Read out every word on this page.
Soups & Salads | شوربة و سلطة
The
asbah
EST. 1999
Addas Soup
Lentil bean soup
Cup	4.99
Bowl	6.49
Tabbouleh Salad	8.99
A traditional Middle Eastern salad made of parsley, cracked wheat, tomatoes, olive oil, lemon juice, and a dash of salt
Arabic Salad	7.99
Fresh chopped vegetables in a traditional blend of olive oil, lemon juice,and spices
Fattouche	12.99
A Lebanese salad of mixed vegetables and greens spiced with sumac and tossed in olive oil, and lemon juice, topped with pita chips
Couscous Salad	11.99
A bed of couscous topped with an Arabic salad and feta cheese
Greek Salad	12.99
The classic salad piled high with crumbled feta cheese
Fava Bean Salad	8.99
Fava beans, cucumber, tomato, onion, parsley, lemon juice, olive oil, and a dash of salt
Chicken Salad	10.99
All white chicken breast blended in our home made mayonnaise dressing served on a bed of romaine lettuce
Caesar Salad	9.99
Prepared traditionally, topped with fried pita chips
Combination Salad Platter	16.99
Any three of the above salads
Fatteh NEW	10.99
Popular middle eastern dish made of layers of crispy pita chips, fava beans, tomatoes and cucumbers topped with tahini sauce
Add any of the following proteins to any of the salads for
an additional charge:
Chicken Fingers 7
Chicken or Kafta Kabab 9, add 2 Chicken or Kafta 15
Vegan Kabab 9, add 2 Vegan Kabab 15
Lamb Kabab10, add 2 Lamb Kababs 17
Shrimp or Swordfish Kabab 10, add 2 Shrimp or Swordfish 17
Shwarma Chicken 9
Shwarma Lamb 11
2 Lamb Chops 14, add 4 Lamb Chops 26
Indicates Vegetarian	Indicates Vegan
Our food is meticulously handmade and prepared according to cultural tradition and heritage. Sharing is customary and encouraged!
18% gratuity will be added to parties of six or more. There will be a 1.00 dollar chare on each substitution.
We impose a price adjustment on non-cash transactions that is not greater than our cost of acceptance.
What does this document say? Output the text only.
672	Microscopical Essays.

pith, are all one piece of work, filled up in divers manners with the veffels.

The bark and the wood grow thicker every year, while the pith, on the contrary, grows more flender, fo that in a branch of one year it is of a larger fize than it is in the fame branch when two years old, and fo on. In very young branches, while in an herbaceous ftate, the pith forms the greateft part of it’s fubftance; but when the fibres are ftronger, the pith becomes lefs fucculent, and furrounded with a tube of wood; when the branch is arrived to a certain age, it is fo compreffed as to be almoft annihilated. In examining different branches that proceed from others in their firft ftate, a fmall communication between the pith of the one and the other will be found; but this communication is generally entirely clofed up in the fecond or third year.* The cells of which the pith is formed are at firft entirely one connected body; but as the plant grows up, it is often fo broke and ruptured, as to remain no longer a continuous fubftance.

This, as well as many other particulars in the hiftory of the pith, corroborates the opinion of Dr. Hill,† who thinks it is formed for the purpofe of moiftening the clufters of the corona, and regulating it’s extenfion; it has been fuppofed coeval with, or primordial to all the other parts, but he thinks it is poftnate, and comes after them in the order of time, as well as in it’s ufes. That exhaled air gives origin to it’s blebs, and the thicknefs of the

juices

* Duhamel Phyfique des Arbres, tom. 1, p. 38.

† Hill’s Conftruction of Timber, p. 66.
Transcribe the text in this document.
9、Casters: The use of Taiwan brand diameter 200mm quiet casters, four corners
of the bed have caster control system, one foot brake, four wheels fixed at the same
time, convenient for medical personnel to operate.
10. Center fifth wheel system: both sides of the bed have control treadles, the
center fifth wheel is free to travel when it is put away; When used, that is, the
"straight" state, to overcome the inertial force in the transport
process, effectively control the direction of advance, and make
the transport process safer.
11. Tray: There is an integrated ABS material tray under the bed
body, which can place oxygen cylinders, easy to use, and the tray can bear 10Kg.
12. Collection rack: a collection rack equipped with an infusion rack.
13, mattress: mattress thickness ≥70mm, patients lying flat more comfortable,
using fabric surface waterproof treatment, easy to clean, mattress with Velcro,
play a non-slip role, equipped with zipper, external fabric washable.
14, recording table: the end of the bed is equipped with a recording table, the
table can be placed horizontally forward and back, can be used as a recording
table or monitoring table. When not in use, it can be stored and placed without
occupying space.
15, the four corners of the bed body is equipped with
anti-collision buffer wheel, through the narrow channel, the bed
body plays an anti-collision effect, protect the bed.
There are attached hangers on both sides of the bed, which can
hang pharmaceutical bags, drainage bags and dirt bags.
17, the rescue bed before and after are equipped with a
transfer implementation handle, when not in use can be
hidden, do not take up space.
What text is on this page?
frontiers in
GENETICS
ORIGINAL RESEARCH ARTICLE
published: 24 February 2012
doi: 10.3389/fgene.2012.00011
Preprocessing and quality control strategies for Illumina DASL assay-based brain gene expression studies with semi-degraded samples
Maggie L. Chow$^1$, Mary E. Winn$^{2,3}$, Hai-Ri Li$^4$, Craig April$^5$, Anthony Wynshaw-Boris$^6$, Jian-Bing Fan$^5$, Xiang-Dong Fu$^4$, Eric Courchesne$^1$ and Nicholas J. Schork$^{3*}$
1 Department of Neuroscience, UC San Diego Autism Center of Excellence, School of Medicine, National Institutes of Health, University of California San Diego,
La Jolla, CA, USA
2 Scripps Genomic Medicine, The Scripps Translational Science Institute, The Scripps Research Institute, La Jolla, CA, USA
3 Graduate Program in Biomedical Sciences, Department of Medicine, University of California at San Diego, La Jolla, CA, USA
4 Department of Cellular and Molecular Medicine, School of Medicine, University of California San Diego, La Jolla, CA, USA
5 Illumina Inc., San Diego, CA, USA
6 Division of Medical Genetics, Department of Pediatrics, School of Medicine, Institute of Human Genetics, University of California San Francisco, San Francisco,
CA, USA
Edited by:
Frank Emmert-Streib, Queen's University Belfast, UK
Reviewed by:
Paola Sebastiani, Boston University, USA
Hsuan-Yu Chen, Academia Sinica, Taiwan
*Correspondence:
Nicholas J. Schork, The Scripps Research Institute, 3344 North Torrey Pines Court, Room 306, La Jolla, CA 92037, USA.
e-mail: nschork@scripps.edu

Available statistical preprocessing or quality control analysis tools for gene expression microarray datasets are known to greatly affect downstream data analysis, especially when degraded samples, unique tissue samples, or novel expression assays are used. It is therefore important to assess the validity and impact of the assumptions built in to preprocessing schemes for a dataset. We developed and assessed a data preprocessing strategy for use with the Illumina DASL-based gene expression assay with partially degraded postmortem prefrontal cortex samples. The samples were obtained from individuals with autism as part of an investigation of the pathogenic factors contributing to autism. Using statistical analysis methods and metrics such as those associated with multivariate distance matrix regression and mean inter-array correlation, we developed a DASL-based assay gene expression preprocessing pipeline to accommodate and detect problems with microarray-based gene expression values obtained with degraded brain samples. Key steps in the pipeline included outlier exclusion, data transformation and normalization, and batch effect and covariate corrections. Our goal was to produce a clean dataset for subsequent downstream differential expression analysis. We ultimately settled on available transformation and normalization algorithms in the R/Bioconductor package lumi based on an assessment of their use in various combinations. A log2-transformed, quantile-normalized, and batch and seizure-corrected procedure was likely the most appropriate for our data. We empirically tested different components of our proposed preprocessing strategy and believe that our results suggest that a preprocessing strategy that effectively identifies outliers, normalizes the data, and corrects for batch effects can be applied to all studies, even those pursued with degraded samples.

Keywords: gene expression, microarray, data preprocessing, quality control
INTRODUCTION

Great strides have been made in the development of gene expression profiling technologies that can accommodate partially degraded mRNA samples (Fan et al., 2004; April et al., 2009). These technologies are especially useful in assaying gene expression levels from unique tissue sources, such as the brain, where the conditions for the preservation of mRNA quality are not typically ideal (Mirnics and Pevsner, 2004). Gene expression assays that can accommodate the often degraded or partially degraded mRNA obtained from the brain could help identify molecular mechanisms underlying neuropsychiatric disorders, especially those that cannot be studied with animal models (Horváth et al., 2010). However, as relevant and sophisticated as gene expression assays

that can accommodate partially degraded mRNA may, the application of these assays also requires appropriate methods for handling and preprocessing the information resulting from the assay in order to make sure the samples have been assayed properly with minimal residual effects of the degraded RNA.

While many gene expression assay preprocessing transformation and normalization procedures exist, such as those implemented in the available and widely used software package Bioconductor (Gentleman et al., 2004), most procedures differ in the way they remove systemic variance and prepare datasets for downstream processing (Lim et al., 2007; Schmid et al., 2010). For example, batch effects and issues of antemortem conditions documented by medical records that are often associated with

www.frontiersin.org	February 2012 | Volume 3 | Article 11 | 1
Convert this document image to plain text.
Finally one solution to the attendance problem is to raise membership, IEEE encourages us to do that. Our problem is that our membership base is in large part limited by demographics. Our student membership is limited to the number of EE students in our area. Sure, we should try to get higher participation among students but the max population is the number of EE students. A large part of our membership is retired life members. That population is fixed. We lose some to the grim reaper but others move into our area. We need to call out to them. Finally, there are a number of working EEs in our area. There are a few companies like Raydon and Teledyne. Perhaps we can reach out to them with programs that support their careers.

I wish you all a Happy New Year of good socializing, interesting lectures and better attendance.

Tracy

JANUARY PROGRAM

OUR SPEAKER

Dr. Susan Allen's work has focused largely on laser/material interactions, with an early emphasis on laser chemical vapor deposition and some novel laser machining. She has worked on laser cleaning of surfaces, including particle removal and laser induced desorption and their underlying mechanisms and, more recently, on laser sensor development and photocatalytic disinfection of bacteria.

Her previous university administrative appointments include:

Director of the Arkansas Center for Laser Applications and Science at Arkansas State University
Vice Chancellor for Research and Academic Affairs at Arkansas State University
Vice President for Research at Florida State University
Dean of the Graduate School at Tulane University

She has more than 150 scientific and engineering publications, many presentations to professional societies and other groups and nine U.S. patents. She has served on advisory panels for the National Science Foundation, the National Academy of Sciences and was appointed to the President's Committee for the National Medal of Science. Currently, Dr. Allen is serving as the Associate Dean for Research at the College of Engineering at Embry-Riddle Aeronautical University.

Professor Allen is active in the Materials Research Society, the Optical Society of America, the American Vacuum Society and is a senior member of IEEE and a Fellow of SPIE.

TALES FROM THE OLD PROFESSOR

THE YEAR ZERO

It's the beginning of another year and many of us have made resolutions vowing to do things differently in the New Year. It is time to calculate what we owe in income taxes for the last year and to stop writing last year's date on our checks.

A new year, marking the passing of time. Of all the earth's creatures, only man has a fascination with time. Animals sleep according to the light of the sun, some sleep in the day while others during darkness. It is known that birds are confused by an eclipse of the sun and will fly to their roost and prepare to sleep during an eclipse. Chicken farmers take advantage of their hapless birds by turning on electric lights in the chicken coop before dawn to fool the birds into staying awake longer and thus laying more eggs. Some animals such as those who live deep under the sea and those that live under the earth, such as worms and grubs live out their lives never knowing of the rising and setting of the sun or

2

──────

## WORK REQUEST
Copy every line from the records above that contains the word "tomatoes".

## COMPLETED TASK
A traditional Middle Eastern salad made of parsley, cracked wheat, tomatoes, olive oil, lemon juice, and a dash of salt
Popular middle eastern dish made of layers of crispy pita chips, fava beans, tomatoes and cucumbers topped with tahini sauce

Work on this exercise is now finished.